## begin

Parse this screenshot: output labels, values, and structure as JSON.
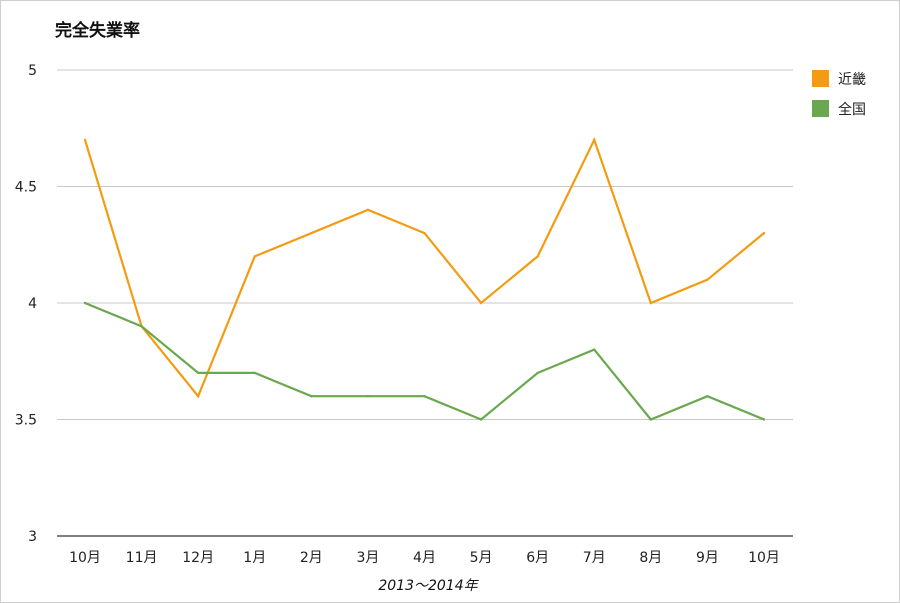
{
  "chart_data": {
    "type": "line",
    "title": "完全失業率",
    "xlabel": "2013〜2014年",
    "ylabel": "",
    "categories": [
      "10月",
      "11月",
      "12月",
      "1月",
      "2月",
      "3月",
      "4月",
      "5月",
      "6月",
      "7月",
      "8月",
      "9月",
      "10月"
    ],
    "ylim": [
      3,
      5
    ],
    "yticks": [
      "3",
      "3.5",
      "4",
      "4.5",
      "5"
    ],
    "grid": true,
    "legend_position": "right",
    "series": [
      {
        "name": "近畿",
        "color": "#f39c12",
        "values": [
          4.7,
          3.9,
          3.6,
          4.2,
          4.3,
          4.4,
          4.3,
          4.0,
          4.2,
          4.7,
          4.0,
          4.1,
          4.3
        ]
      },
      {
        "name": "全国",
        "color": "#6aa84f",
        "values": [
          4.0,
          3.9,
          3.7,
          3.7,
          3.6,
          3.6,
          3.6,
          3.5,
          3.7,
          3.8,
          3.5,
          3.6,
          3.5
        ]
      }
    ]
  }
}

## end

## Do this
Omit every picture, then repeat the remaining data exactly as it appears above.

## Final result
Parse this screenshot: output labels, values, and structure as JSON.
{
  "chart_data": {
    "type": "line",
    "title": "完全失業率",
    "xlabel": "2013〜2014年",
    "ylabel": "",
    "categories": [
      "10月",
      "11月",
      "12月",
      "1月",
      "2月",
      "3月",
      "4月",
      "5月",
      "6月",
      "7月",
      "8月",
      "9月",
      "10月"
    ],
    "ylim": [
      3,
      5
    ],
    "yticks": [
      "3",
      "3.5",
      "4",
      "4.5",
      "5"
    ],
    "grid": true,
    "legend_position": "right",
    "series": [
      {
        "name": "近畿",
        "color": "#f39c12",
        "values": [
          4.7,
          3.9,
          3.6,
          4.2,
          4.3,
          4.4,
          4.3,
          4.0,
          4.2,
          4.7,
          4.0,
          4.1,
          4.3
        ]
      },
      {
        "name": "全国",
        "color": "#6aa84f",
        "values": [
          4.0,
          3.9,
          3.7,
          3.7,
          3.6,
          3.6,
          3.6,
          3.5,
          3.7,
          3.8,
          3.5,
          3.6,
          3.5
        ]
      }
    ]
  }
}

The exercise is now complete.